---- TRECHO DA NOTÍCIA
Alunos de universidade estadual ficam em coma após trote; saiba mais
Faculdade de Ciências Agrárias e Veterinárias da Unesp, em Jaboticabal (SP) - Divulgação/ Unesp
Sete estudantes da Unesp (Universidade Estadual Paulista) foram hospitalizados em Jaboticabal, no interior de São Paulo, após participarem de um trote universitário no domingo (25). Dois seguem internados em estado grave.
Segundo relatos à Polícia Civil, os alunos, calouros, foram forçados a consumir bebidas alcoólicas e drogas para conseguir pulseiras de acesso a uma festa. O evento, chamado de Festa dos 100 dias—referência ao tempo de ano letivo— aconteceria nesta segunda-feira (26), mas foi cancelado.
Os sete graduandos, vinculados à Faculdade de Ciências Agrárias e Veterinárias, foram encaminhados a uma UPA (Unidade de Pronto Atendimento) com sinais de coma alcoólico. Cinco deles foram liberados após avaliação clínica. Os dois que seguem internados tiveram que ser intubados, segundo informações da prefeitura da cidade.
Um dos que ainda estão em cuidados médicos está no primeiro ano de zootecnia. A polícia registrou o caso como lesão corporal e iniciou investigações.
A Faculdade de Ciências Agrárias e Veterinárias da Unesp de Jaboticabal informou, em nota, a abertura de um procedimento de apuração preliminar sobre os fatos e os responsáveis.
Os organizadores da Festa dos 100 dias fizeram uma publicação no Instagram lamentando o cancelamento do evento em “solidariedade às pessoas hospitalizadas”.
--------
## QUESTÕES PROPOSTAS
[A] Repita, sem mudar nada, o trecho da notícia sobre o trote que se inicia nas palavras que contêm "A Faculdade de" e vai até "e os responsáveis.".
[B] Na notícia sobre o trote, quais quantidades de alunos aparecem? Diga a que grupo cada uma se refere.
---- EXTRATO DE DADOS
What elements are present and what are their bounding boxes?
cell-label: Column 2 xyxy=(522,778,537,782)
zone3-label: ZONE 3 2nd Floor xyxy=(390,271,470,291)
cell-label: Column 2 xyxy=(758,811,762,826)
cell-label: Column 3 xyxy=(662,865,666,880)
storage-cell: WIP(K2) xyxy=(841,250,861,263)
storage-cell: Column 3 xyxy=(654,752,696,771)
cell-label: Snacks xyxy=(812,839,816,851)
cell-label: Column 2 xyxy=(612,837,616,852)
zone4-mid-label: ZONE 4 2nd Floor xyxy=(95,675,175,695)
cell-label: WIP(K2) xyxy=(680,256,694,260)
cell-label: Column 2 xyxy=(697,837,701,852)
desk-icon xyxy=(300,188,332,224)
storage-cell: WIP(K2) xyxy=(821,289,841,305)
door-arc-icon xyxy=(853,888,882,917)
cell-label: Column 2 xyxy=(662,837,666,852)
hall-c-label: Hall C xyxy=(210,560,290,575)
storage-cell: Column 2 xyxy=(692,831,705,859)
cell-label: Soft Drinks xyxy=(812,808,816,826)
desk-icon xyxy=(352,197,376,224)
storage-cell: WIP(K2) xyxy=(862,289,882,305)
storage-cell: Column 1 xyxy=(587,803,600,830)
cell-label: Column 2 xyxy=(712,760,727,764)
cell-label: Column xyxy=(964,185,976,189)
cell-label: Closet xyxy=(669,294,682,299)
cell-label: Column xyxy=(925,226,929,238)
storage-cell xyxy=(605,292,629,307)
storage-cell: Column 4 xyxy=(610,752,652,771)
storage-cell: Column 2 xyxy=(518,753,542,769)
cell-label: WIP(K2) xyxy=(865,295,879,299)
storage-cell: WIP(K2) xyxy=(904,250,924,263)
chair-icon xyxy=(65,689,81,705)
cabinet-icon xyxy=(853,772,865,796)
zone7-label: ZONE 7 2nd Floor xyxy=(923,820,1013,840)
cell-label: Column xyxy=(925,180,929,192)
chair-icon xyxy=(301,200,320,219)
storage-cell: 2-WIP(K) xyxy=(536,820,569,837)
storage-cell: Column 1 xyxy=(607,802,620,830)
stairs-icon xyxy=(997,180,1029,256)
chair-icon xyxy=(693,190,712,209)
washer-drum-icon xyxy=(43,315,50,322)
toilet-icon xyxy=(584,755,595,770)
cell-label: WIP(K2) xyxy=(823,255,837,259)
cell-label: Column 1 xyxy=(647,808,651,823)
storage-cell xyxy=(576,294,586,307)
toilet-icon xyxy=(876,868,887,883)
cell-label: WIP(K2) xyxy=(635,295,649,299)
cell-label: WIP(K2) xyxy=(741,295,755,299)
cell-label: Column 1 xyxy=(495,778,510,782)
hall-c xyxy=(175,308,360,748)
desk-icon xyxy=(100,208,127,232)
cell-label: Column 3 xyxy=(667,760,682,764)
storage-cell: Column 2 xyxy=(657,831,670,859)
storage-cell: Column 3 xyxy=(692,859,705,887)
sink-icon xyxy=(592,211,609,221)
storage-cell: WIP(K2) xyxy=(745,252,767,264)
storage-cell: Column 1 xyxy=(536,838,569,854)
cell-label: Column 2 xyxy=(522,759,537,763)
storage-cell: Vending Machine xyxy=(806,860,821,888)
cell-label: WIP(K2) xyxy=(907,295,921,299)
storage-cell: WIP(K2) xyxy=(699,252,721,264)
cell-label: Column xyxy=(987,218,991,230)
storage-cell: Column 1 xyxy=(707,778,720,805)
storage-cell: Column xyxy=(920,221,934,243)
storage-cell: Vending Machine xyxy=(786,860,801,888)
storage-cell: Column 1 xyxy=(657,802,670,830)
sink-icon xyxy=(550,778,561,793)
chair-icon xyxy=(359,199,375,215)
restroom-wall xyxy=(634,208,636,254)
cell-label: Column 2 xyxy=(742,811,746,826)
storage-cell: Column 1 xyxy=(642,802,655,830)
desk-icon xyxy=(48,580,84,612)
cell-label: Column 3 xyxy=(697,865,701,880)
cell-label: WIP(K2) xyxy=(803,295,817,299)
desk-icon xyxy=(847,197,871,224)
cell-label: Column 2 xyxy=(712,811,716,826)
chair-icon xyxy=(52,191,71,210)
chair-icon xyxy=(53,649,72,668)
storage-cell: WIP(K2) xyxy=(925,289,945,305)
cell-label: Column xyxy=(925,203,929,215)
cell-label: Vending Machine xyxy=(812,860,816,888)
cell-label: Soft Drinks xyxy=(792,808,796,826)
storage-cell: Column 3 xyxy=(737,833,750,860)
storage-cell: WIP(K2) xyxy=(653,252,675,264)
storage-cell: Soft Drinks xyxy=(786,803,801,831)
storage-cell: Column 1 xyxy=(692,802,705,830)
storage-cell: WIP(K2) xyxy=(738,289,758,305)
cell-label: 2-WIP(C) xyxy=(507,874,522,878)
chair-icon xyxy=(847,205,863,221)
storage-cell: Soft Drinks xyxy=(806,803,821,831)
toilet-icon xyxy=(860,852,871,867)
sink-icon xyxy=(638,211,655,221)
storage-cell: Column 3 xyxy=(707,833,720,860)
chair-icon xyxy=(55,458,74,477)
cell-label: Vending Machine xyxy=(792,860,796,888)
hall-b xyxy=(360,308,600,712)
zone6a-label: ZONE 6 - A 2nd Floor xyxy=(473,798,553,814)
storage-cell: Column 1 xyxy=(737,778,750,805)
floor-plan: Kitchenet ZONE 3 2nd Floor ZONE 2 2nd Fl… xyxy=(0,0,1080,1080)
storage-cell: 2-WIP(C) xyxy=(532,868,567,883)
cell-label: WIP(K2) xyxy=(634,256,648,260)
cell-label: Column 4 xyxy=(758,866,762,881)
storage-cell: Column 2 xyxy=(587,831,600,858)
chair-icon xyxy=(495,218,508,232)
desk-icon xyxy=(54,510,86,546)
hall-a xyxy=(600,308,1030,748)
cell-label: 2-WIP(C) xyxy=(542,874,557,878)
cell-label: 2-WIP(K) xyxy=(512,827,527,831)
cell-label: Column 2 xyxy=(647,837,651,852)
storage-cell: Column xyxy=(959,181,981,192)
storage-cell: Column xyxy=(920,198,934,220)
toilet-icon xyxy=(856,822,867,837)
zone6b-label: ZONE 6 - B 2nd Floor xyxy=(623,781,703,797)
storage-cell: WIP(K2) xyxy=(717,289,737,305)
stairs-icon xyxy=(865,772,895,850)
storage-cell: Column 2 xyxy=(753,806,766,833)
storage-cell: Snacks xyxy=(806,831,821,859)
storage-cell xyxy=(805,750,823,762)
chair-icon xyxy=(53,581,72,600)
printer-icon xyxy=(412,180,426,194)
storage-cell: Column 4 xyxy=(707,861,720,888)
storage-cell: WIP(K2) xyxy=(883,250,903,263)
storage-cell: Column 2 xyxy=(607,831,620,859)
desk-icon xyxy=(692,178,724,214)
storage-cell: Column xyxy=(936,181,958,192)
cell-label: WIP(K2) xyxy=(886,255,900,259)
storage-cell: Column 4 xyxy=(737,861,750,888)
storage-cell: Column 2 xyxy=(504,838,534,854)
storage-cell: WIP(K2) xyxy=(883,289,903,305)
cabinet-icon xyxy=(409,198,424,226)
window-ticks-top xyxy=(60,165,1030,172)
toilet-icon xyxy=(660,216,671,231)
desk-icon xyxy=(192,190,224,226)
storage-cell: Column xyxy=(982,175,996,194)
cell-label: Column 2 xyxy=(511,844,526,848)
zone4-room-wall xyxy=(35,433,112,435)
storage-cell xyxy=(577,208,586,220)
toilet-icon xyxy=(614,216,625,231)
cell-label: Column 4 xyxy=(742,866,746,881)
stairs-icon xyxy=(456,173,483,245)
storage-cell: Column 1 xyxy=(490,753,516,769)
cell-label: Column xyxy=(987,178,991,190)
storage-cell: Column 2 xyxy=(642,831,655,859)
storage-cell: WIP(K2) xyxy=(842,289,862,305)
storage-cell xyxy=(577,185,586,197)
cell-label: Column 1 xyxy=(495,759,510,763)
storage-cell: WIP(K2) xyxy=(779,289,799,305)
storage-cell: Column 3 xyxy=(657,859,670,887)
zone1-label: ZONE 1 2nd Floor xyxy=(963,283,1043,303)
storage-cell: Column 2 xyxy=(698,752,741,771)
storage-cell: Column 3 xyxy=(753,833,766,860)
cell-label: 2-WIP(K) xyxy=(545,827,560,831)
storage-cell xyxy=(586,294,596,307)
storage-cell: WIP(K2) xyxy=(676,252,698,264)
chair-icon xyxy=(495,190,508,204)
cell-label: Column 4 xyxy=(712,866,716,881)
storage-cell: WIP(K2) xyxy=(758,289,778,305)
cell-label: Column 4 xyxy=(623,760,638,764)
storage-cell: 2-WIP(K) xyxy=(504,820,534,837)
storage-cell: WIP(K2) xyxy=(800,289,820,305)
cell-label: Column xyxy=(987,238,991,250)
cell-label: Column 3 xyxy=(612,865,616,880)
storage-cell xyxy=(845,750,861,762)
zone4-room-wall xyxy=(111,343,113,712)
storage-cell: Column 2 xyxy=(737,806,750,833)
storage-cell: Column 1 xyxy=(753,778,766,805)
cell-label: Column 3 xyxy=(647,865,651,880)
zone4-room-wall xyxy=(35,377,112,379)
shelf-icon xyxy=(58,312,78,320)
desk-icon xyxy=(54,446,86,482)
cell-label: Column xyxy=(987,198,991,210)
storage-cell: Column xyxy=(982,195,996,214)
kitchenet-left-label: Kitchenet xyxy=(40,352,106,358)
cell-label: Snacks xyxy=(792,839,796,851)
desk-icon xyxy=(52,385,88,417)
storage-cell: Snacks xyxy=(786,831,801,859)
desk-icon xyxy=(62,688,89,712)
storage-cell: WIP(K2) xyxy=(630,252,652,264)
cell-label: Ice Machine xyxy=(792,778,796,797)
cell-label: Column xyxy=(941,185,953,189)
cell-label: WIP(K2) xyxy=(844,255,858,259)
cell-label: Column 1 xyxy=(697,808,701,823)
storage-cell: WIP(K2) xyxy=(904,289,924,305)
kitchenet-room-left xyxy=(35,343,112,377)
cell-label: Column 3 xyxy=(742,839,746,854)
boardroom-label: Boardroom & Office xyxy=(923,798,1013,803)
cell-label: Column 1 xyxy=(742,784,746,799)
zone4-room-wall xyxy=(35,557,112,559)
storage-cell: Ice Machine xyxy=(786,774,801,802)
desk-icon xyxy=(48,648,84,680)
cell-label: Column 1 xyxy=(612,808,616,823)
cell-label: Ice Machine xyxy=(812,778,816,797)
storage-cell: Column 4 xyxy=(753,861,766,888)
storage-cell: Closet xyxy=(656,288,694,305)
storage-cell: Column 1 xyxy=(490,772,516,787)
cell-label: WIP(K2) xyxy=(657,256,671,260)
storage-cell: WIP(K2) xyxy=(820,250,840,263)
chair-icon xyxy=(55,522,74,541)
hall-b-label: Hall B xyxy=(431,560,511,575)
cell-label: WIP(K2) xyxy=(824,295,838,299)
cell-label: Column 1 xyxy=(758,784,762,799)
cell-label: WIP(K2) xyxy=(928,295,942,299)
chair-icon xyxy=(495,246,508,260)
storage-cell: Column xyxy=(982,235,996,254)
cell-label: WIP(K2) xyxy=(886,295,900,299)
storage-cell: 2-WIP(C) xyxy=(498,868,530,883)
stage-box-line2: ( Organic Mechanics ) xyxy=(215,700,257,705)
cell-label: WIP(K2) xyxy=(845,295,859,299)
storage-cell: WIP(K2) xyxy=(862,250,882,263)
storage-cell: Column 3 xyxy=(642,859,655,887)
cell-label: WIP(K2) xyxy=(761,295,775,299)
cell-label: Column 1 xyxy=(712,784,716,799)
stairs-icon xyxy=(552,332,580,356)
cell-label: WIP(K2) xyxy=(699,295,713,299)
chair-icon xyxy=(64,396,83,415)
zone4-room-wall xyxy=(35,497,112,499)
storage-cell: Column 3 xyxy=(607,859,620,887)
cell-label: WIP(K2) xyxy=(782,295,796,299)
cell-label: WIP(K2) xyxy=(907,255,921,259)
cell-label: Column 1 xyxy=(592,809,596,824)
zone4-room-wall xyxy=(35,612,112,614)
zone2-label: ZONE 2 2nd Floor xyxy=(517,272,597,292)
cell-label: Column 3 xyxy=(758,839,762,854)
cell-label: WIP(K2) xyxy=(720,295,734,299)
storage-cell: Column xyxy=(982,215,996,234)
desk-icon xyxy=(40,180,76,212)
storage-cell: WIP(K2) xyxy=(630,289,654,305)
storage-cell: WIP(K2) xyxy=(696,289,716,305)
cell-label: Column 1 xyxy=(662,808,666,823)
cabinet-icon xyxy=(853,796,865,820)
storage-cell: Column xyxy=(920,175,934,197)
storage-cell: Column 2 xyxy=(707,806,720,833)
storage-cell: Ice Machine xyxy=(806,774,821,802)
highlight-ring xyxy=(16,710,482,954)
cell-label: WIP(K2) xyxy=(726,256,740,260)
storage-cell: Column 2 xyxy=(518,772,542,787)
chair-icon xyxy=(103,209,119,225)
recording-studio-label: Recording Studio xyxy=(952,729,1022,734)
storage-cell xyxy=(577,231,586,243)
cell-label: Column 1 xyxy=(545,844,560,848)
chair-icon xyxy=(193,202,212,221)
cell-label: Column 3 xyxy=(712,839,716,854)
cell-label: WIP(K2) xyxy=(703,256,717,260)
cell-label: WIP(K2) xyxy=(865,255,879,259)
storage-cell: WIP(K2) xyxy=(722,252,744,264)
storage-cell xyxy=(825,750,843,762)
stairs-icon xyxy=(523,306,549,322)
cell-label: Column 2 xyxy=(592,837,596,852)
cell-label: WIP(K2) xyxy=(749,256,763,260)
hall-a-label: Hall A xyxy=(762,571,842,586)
--------
## RESULTADOS DAS TAREFAS
[A]
A Faculdade de Ciências Agrárias e Veterinárias da Unesp de Jaboticabal informou, em nota, a abertura de um procedimento de apuração preliminar sobre os fatos e os responsáveis.

[B]
- Sete: os estudantes hospitalizados depois do trote, levados a uma UPA com sinais de coma alcoólico.
- Dois: os que seguem internados em estado grave e tiveram que ser intubados.
- Cinco: os que foram liberados após avaliação clínica.
- Um: um dos que ainda estão em cuidados médicos, que está no primeiro ano de zootecnia.